#### Working data:
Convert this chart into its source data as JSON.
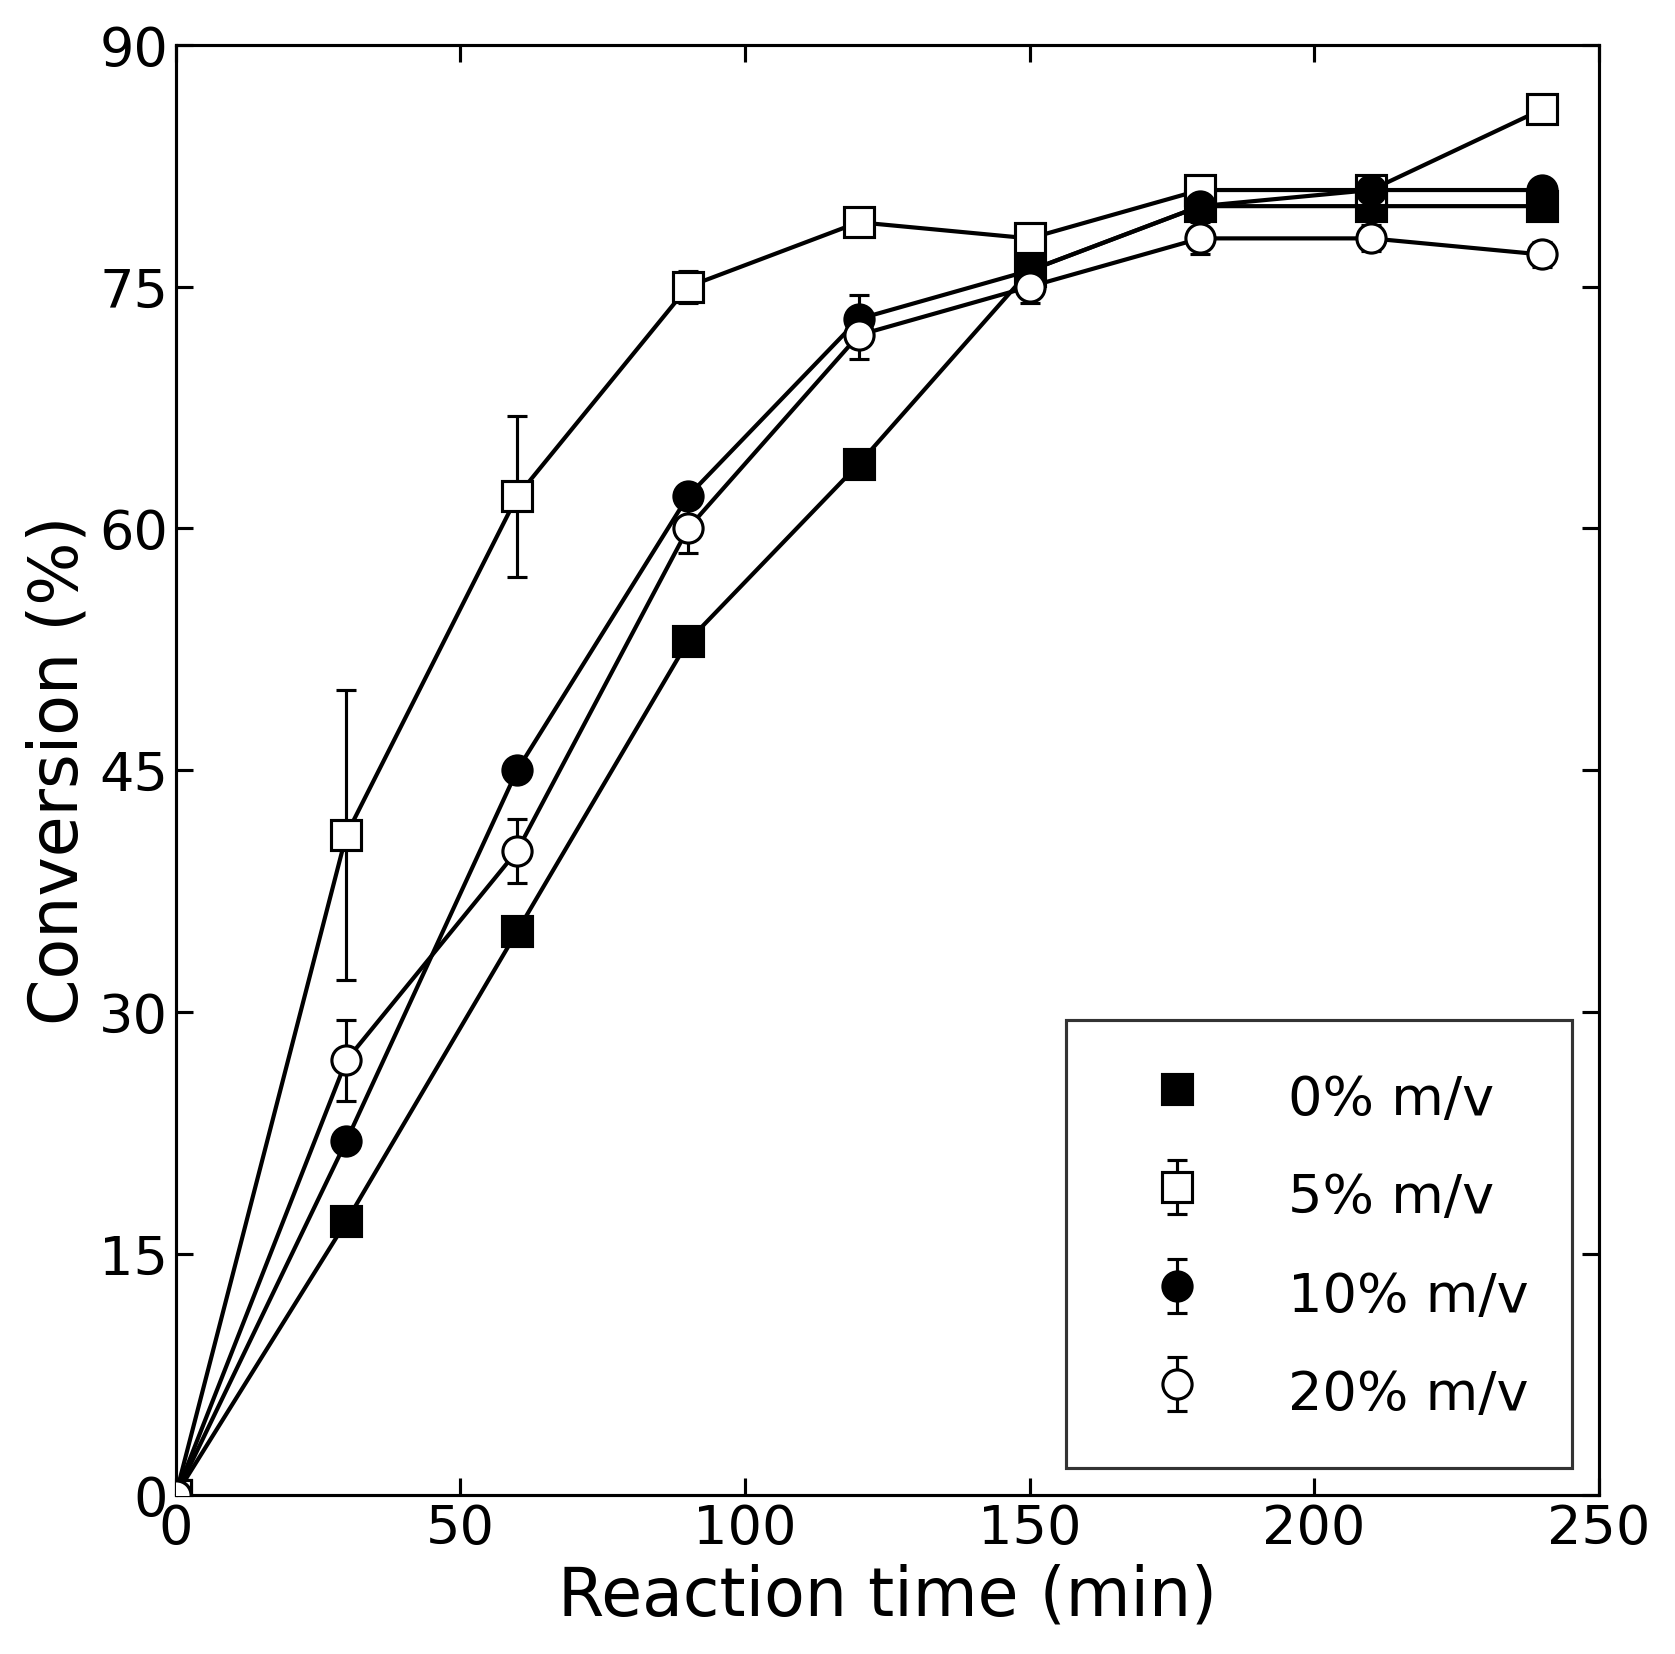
{
  "title": "",
  "xlabel": "Reaction time (min)",
  "ylabel": "Conversion (%)",
  "xlim": [
    0,
    250
  ],
  "ylim": [
    0,
    90
  ],
  "xticks": [
    0,
    50,
    100,
    150,
    200,
    250
  ],
  "yticks": [
    0,
    15,
    30,
    45,
    60,
    75,
    90
  ],
  "series": [
    {
      "label": "0% m/v",
      "x": [
        0,
        30,
        60,
        90,
        120,
        150,
        180,
        210,
        240
      ],
      "y": [
        0,
        17,
        35,
        53,
        64,
        76,
        80,
        80,
        80
      ],
      "yerr": [
        0,
        0,
        0,
        0,
        0,
        0,
        0,
        0,
        0
      ],
      "marker": "s",
      "fillstyle": "full",
      "color": "black",
      "markersize": 14,
      "markeredgewidth": 1.5
    },
    {
      "label": "5% m/v",
      "x": [
        0,
        30,
        60,
        90,
        120,
        150,
        180,
        210,
        240
      ],
      "y": [
        0,
        41,
        62,
        75,
        79,
        78,
        81,
        81,
        86
      ],
      "yerr": [
        0,
        9,
        5,
        1.0,
        0.5,
        0.5,
        0.5,
        0.5,
        0.5
      ],
      "marker": "s",
      "fillstyle": "none",
      "color": "black",
      "markersize": 14,
      "markeredgewidth": 1.5
    },
    {
      "label": "10% m/v",
      "x": [
        0,
        30,
        60,
        90,
        120,
        150,
        180,
        210,
        240
      ],
      "y": [
        0,
        22,
        45,
        62,
        73,
        76,
        80,
        81,
        81
      ],
      "yerr": [
        0,
        0,
        0,
        0,
        1.5,
        1.0,
        0.5,
        0.5,
        0.5
      ],
      "marker": "o",
      "fillstyle": "full",
      "color": "black",
      "markersize": 14,
      "markeredgewidth": 1.5
    },
    {
      "label": "20% m/v",
      "x": [
        0,
        30,
        60,
        90,
        120,
        150,
        180,
        210,
        240
      ],
      "y": [
        0,
        27,
        40,
        60,
        72,
        75,
        78,
        78,
        77
      ],
      "yerr": [
        0,
        2.5,
        2.0,
        1.5,
        1.5,
        1.0,
        1.0,
        0.8,
        0.8
      ],
      "marker": "o",
      "fillstyle": "none",
      "color": "black",
      "markersize": 14,
      "markeredgewidth": 1.5
    }
  ],
  "legend_loc": "lower right",
  "legend_fontsize": 26,
  "tick_fontsize": 26,
  "label_fontsize": 32,
  "linewidth": 2.0,
  "elinewidth": 1.5,
  "capsize": 5,
  "capthick": 1.5,
  "background_color": "#ffffff",
  "fig_width": 11.17,
  "fig_height": 11.03,
  "dpi": 150
}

#### Task objective:
Output the records above exactly as they are, leaving out the pictures.

#### Written solution:
Convert this chart into its source data as JSON.
{
  "title": "",
  "xlabel": "Reaction time (min)",
  "ylabel": "Conversion (%)",
  "xlim": [
    0,
    250
  ],
  "ylim": [
    0,
    90
  ],
  "xticks": [
    0,
    50,
    100,
    150,
    200,
    250
  ],
  "yticks": [
    0,
    15,
    30,
    45,
    60,
    75,
    90
  ],
  "series": [
    {
      "label": "0% m/v",
      "x": [
        0,
        30,
        60,
        90,
        120,
        150,
        180,
        210,
        240
      ],
      "y": [
        0,
        17,
        35,
        53,
        64,
        76,
        80,
        80,
        80
      ],
      "yerr": [
        0,
        0,
        0,
        0,
        0,
        0,
        0,
        0,
        0
      ],
      "marker": "s",
      "fillstyle": "full",
      "color": "black",
      "markersize": 14,
      "markeredgewidth": 1.5
    },
    {
      "label": "5% m/v",
      "x": [
        0,
        30,
        60,
        90,
        120,
        150,
        180,
        210,
        240
      ],
      "y": [
        0,
        41,
        62,
        75,
        79,
        78,
        81,
        81,
        86
      ],
      "yerr": [
        0,
        9,
        5,
        1.0,
        0.5,
        0.5,
        0.5,
        0.5,
        0.5
      ],
      "marker": "s",
      "fillstyle": "none",
      "color": "black",
      "markersize": 14,
      "markeredgewidth": 1.5
    },
    {
      "label": "10% m/v",
      "x": [
        0,
        30,
        60,
        90,
        120,
        150,
        180,
        210,
        240
      ],
      "y": [
        0,
        22,
        45,
        62,
        73,
        76,
        80,
        81,
        81
      ],
      "yerr": [
        0,
        0,
        0,
        0,
        1.5,
        1.0,
        0.5,
        0.5,
        0.5
      ],
      "marker": "o",
      "fillstyle": "full",
      "color": "black",
      "markersize": 14,
      "markeredgewidth": 1.5
    },
    {
      "label": "20% m/v",
      "x": [
        0,
        30,
        60,
        90,
        120,
        150,
        180,
        210,
        240
      ],
      "y": [
        0,
        27,
        40,
        60,
        72,
        75,
        78,
        78,
        77
      ],
      "yerr": [
        0,
        2.5,
        2.0,
        1.5,
        1.5,
        1.0,
        1.0,
        0.8,
        0.8
      ],
      "marker": "o",
      "fillstyle": "none",
      "color": "black",
      "markersize": 14,
      "markeredgewidth": 1.5
    }
  ],
  "legend_loc": "lower right",
  "legend_fontsize": 26,
  "tick_fontsize": 26,
  "label_fontsize": 32,
  "linewidth": 2.0,
  "elinewidth": 1.5,
  "capsize": 5,
  "capthick": 1.5,
  "background_color": "#ffffff",
  "fig_width": 11.17,
  "fig_height": 11.03,
  "dpi": 150
}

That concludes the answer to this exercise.